**Data to use:**
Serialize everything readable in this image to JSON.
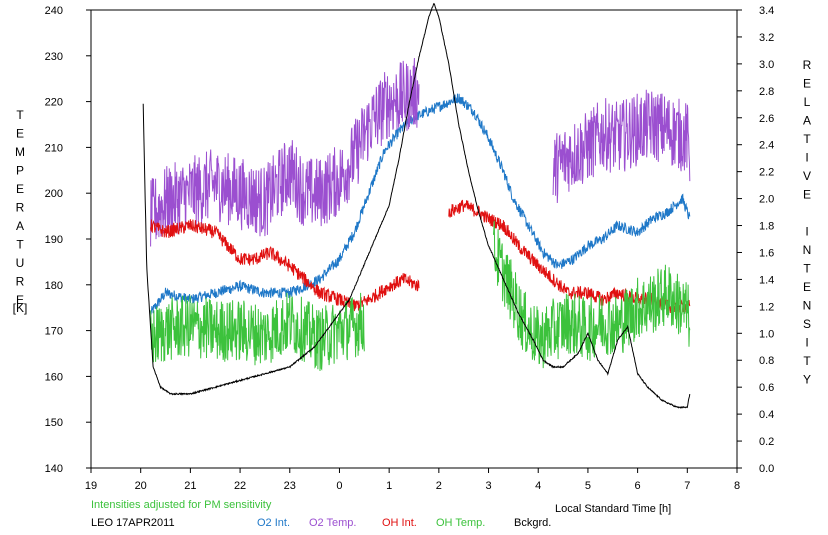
{
  "chart_data": {
    "type": "line",
    "left_axis": {
      "label": "TEMPERATURE",
      "unit": "[K]",
      "range": [
        140,
        240
      ],
      "ticks": [
        "140",
        "150",
        "160",
        "170",
        "180",
        "190",
        "200",
        "210",
        "220",
        "230",
        "240"
      ]
    },
    "right_axis": {
      "label": "RELATIVE INTENSITY",
      "range": [
        0.0,
        3.4
      ],
      "ticks": [
        "0.0",
        "0.2",
        "0.4",
        "0.6",
        "0.8",
        "1.0",
        "1.2",
        "1.4",
        "1.6",
        "1.8",
        "2.0",
        "2.2",
        "2.4",
        "2.6",
        "2.8",
        "3.0",
        "3.2",
        "3.4"
      ]
    },
    "x_axis": {
      "label": "Local Standard Time [h]",
      "range": [
        19,
        32
      ],
      "ticks": [
        "19",
        "20",
        "21",
        "22",
        "23",
        "0",
        "1",
        "2",
        "3",
        "4",
        "5",
        "6",
        "7",
        "8"
      ]
    },
    "note": "Intensities adjusted for PM sensitivity",
    "station": "LEO 17APR2011",
    "legend": [
      {
        "name": "O2 Int.",
        "color": "#1f78c8"
      },
      {
        "name": "O2 Temp.",
        "color": "#9b4fd0"
      },
      {
        "name": "OH Int.",
        "color": "#e01010"
      },
      {
        "name": "OH Temp.",
        "color": "#3cc23c"
      },
      {
        "name": "Bckgrd.",
        "color": "#000000"
      }
    ],
    "series": [
      {
        "name": "O2 Int.",
        "axis": "right",
        "color": "#1f78c8",
        "noise": 0.04,
        "x": [
          20.2,
          20.5,
          21,
          21.5,
          22,
          22.5,
          23,
          23.3,
          23.6,
          24,
          24.3,
          24.6,
          24.9,
          25.2,
          25.5,
          25.8,
          26.1,
          26.4,
          26.7,
          27,
          27.3,
          27.5,
          27.8,
          28.1,
          28.4,
          28.7,
          29,
          29.3,
          29.6,
          30,
          30.3,
          30.6,
          30.9,
          31.05
        ],
        "y": [
          1.15,
          1.3,
          1.25,
          1.3,
          1.35,
          1.3,
          1.3,
          1.35,
          1.4,
          1.55,
          1.75,
          2.05,
          2.35,
          2.5,
          2.6,
          2.65,
          2.7,
          2.75,
          2.65,
          2.45,
          2.2,
          2.0,
          1.8,
          1.6,
          1.5,
          1.55,
          1.65,
          1.7,
          1.8,
          1.75,
          1.85,
          1.9,
          2.0,
          1.85
        ]
      },
      {
        "name": "O2 Temp.",
        "axis": "left",
        "color": "#9b4fd0",
        "noise": 8,
        "segments": [
          {
            "x": [
              20.2,
              20.5,
              21,
              21.5,
              22,
              22.5,
              23,
              23.3,
              23.6,
              24,
              24.3,
              24.6,
              25,
              25.3,
              25.6
            ],
            "y": [
              195,
              198,
              200,
              202,
              200,
              198,
              205,
              200,
              200,
              203,
              208,
              215,
              220,
              221,
              222
            ]
          },
          {
            "x": [
              28.3,
              28.6,
              29,
              29.3,
              29.6,
              30,
              30.3,
              30.6,
              31,
              31.05
            ],
            "y": [
              205,
              208,
              210,
              213,
              212,
              214,
              215,
              214,
              212,
              208
            ]
          }
        ]
      },
      {
        "name": "OH Int.",
        "axis": "right",
        "color": "#e01010",
        "noise": 0.05,
        "segments": [
          {
            "x": [
              20.2,
              20.5,
              21,
              21.5,
              22,
              22.3,
              22.6,
              23,
              23.3,
              23.6,
              24,
              24.3,
              24.6,
              25,
              25.3,
              25.6
            ],
            "y": [
              1.8,
              1.75,
              1.8,
              1.75,
              1.55,
              1.55,
              1.6,
              1.5,
              1.4,
              1.3,
              1.25,
              1.2,
              1.25,
              1.35,
              1.4,
              1.35
            ]
          },
          {
            "x": [
              26.2,
              26.5,
              26.8,
              27,
              27.3,
              27.6,
              28,
              28.3,
              28.6,
              29,
              29.3,
              29.6,
              30,
              30.3,
              30.6,
              31,
              31.05
            ],
            "y": [
              1.9,
              1.95,
              1.9,
              1.85,
              1.8,
              1.65,
              1.5,
              1.4,
              1.3,
              1.3,
              1.25,
              1.3,
              1.25,
              1.25,
              1.2,
              1.2,
              1.2
            ]
          }
        ]
      },
      {
        "name": "OH Temp.",
        "axis": "left",
        "color": "#3cc23c",
        "noise": 7,
        "segments": [
          {
            "x": [
              20.2,
              20.5,
              21,
              21.5,
              22,
              22.5,
              23,
              23.3,
              23.6,
              24,
              24.3,
              24.5
            ],
            "y": [
              168,
              170,
              171,
              170,
              170,
              169,
              172,
              170,
              168,
              170,
              171,
              172
            ]
          },
          {
            "x": [
              27.1,
              27.4,
              27.7,
              28,
              28.3,
              28.6,
              29,
              29.3,
              29.6,
              30,
              30.3,
              30.6,
              31,
              31.05
            ],
            "y": [
              188,
              180,
              172,
              168,
              170,
              172,
              170,
              172,
              171,
              175,
              176,
              178,
              174,
              172
            ]
          }
        ]
      },
      {
        "name": "Bckgrd.",
        "axis": "right",
        "color": "#000000",
        "noise": 0.005,
        "x": [
          20.05,
          20.12,
          20.25,
          20.4,
          20.6,
          21,
          21.5,
          22,
          22.5,
          23,
          23.5,
          23.8,
          24.2,
          24.6,
          25,
          25.2,
          25.4,
          25.6,
          25.8,
          25.9,
          26,
          26.2,
          26.4,
          26.6,
          26.8,
          27,
          27.3,
          27.6,
          27.9,
          28.1,
          28.3,
          28.5,
          28.8,
          29,
          29.2,
          29.4,
          29.6,
          29.8,
          30,
          30.2,
          30.5,
          30.8,
          31,
          31.05
        ],
        "y": [
          2.7,
          1.5,
          0.75,
          0.6,
          0.55,
          0.55,
          0.6,
          0.65,
          0.7,
          0.75,
          0.9,
          1.05,
          1.25,
          1.6,
          1.95,
          2.3,
          2.7,
          3.05,
          3.35,
          3.45,
          3.35,
          3.0,
          2.55,
          2.2,
          1.9,
          1.65,
          1.4,
          1.15,
          0.95,
          0.8,
          0.75,
          0.75,
          0.85,
          1.0,
          0.8,
          0.7,
          0.95,
          1.05,
          0.7,
          0.6,
          0.5,
          0.45,
          0.45,
          0.55
        ]
      }
    ]
  }
}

**What is being asked:** Quote the records above in full, dropping each picture.

**Reply:**
Serialize everything readable in this image to JSON.
{
  "chart_data": {
    "type": "line",
    "left_axis": {
      "label": "TEMPERATURE",
      "unit": "[K]",
      "range": [
        140,
        240
      ],
      "ticks": [
        "140",
        "150",
        "160",
        "170",
        "180",
        "190",
        "200",
        "210",
        "220",
        "230",
        "240"
      ]
    },
    "right_axis": {
      "label": "RELATIVE INTENSITY",
      "range": [
        0.0,
        3.4
      ],
      "ticks": [
        "0.0",
        "0.2",
        "0.4",
        "0.6",
        "0.8",
        "1.0",
        "1.2",
        "1.4",
        "1.6",
        "1.8",
        "2.0",
        "2.2",
        "2.4",
        "2.6",
        "2.8",
        "3.0",
        "3.2",
        "3.4"
      ]
    },
    "x_axis": {
      "label": "Local Standard Time [h]",
      "range": [
        19,
        32
      ],
      "ticks": [
        "19",
        "20",
        "21",
        "22",
        "23",
        "0",
        "1",
        "2",
        "3",
        "4",
        "5",
        "6",
        "7",
        "8"
      ]
    },
    "note": "Intensities adjusted for PM sensitivity",
    "station": "LEO 17APR2011",
    "legend": [
      {
        "name": "O2 Int.",
        "color": "#1f78c8"
      },
      {
        "name": "O2 Temp.",
        "color": "#9b4fd0"
      },
      {
        "name": "OH Int.",
        "color": "#e01010"
      },
      {
        "name": "OH Temp.",
        "color": "#3cc23c"
      },
      {
        "name": "Bckgrd.",
        "color": "#000000"
      }
    ],
    "series": [
      {
        "name": "O2 Int.",
        "axis": "right",
        "color": "#1f78c8",
        "noise": 0.04,
        "x": [
          20.2,
          20.5,
          21,
          21.5,
          22,
          22.5,
          23,
          23.3,
          23.6,
          24,
          24.3,
          24.6,
          24.9,
          25.2,
          25.5,
          25.8,
          26.1,
          26.4,
          26.7,
          27,
          27.3,
          27.5,
          27.8,
          28.1,
          28.4,
          28.7,
          29,
          29.3,
          29.6,
          30,
          30.3,
          30.6,
          30.9,
          31.05
        ],
        "y": [
          1.15,
          1.3,
          1.25,
          1.3,
          1.35,
          1.3,
          1.3,
          1.35,
          1.4,
          1.55,
          1.75,
          2.05,
          2.35,
          2.5,
          2.6,
          2.65,
          2.7,
          2.75,
          2.65,
          2.45,
          2.2,
          2.0,
          1.8,
          1.6,
          1.5,
          1.55,
          1.65,
          1.7,
          1.8,
          1.75,
          1.85,
          1.9,
          2.0,
          1.85
        ]
      },
      {
        "name": "O2 Temp.",
        "axis": "left",
        "color": "#9b4fd0",
        "noise": 8,
        "segments": [
          {
            "x": [
              20.2,
              20.5,
              21,
              21.5,
              22,
              22.5,
              23,
              23.3,
              23.6,
              24,
              24.3,
              24.6,
              25,
              25.3,
              25.6
            ],
            "y": [
              195,
              198,
              200,
              202,
              200,
              198,
              205,
              200,
              200,
              203,
              208,
              215,
              220,
              221,
              222
            ]
          },
          {
            "x": [
              28.3,
              28.6,
              29,
              29.3,
              29.6,
              30,
              30.3,
              30.6,
              31,
              31.05
            ],
            "y": [
              205,
              208,
              210,
              213,
              212,
              214,
              215,
              214,
              212,
              208
            ]
          }
        ]
      },
      {
        "name": "OH Int.",
        "axis": "right",
        "color": "#e01010",
        "noise": 0.05,
        "segments": [
          {
            "x": [
              20.2,
              20.5,
              21,
              21.5,
              22,
              22.3,
              22.6,
              23,
              23.3,
              23.6,
              24,
              24.3,
              24.6,
              25,
              25.3,
              25.6
            ],
            "y": [
              1.8,
              1.75,
              1.8,
              1.75,
              1.55,
              1.55,
              1.6,
              1.5,
              1.4,
              1.3,
              1.25,
              1.2,
              1.25,
              1.35,
              1.4,
              1.35
            ]
          },
          {
            "x": [
              26.2,
              26.5,
              26.8,
              27,
              27.3,
              27.6,
              28,
              28.3,
              28.6,
              29,
              29.3,
              29.6,
              30,
              30.3,
              30.6,
              31,
              31.05
            ],
            "y": [
              1.9,
              1.95,
              1.9,
              1.85,
              1.8,
              1.65,
              1.5,
              1.4,
              1.3,
              1.3,
              1.25,
              1.3,
              1.25,
              1.25,
              1.2,
              1.2,
              1.2
            ]
          }
        ]
      },
      {
        "name": "OH Temp.",
        "axis": "left",
        "color": "#3cc23c",
        "noise": 7,
        "segments": [
          {
            "x": [
              20.2,
              20.5,
              21,
              21.5,
              22,
              22.5,
              23,
              23.3,
              23.6,
              24,
              24.3,
              24.5
            ],
            "y": [
              168,
              170,
              171,
              170,
              170,
              169,
              172,
              170,
              168,
              170,
              171,
              172
            ]
          },
          {
            "x": [
              27.1,
              27.4,
              27.7,
              28,
              28.3,
              28.6,
              29,
              29.3,
              29.6,
              30,
              30.3,
              30.6,
              31,
              31.05
            ],
            "y": [
              188,
              180,
              172,
              168,
              170,
              172,
              170,
              172,
              171,
              175,
              176,
              178,
              174,
              172
            ]
          }
        ]
      },
      {
        "name": "Bckgrd.",
        "axis": "right",
        "color": "#000000",
        "noise": 0.005,
        "x": [
          20.05,
          20.12,
          20.25,
          20.4,
          20.6,
          21,
          21.5,
          22,
          22.5,
          23,
          23.5,
          23.8,
          24.2,
          24.6,
          25,
          25.2,
          25.4,
          25.6,
          25.8,
          25.9,
          26,
          26.2,
          26.4,
          26.6,
          26.8,
          27,
          27.3,
          27.6,
          27.9,
          28.1,
          28.3,
          28.5,
          28.8,
          29,
          29.2,
          29.4,
          29.6,
          29.8,
          30,
          30.2,
          30.5,
          30.8,
          31,
          31.05
        ],
        "y": [
          2.7,
          1.5,
          0.75,
          0.6,
          0.55,
          0.55,
          0.6,
          0.65,
          0.7,
          0.75,
          0.9,
          1.05,
          1.25,
          1.6,
          1.95,
          2.3,
          2.7,
          3.05,
          3.35,
          3.45,
          3.35,
          3.0,
          2.55,
          2.2,
          1.9,
          1.65,
          1.4,
          1.15,
          0.95,
          0.8,
          0.75,
          0.75,
          0.85,
          1.0,
          0.8,
          0.7,
          0.95,
          1.05,
          0.7,
          0.6,
          0.5,
          0.45,
          0.45,
          0.55
        ]
      }
    ]
  }
}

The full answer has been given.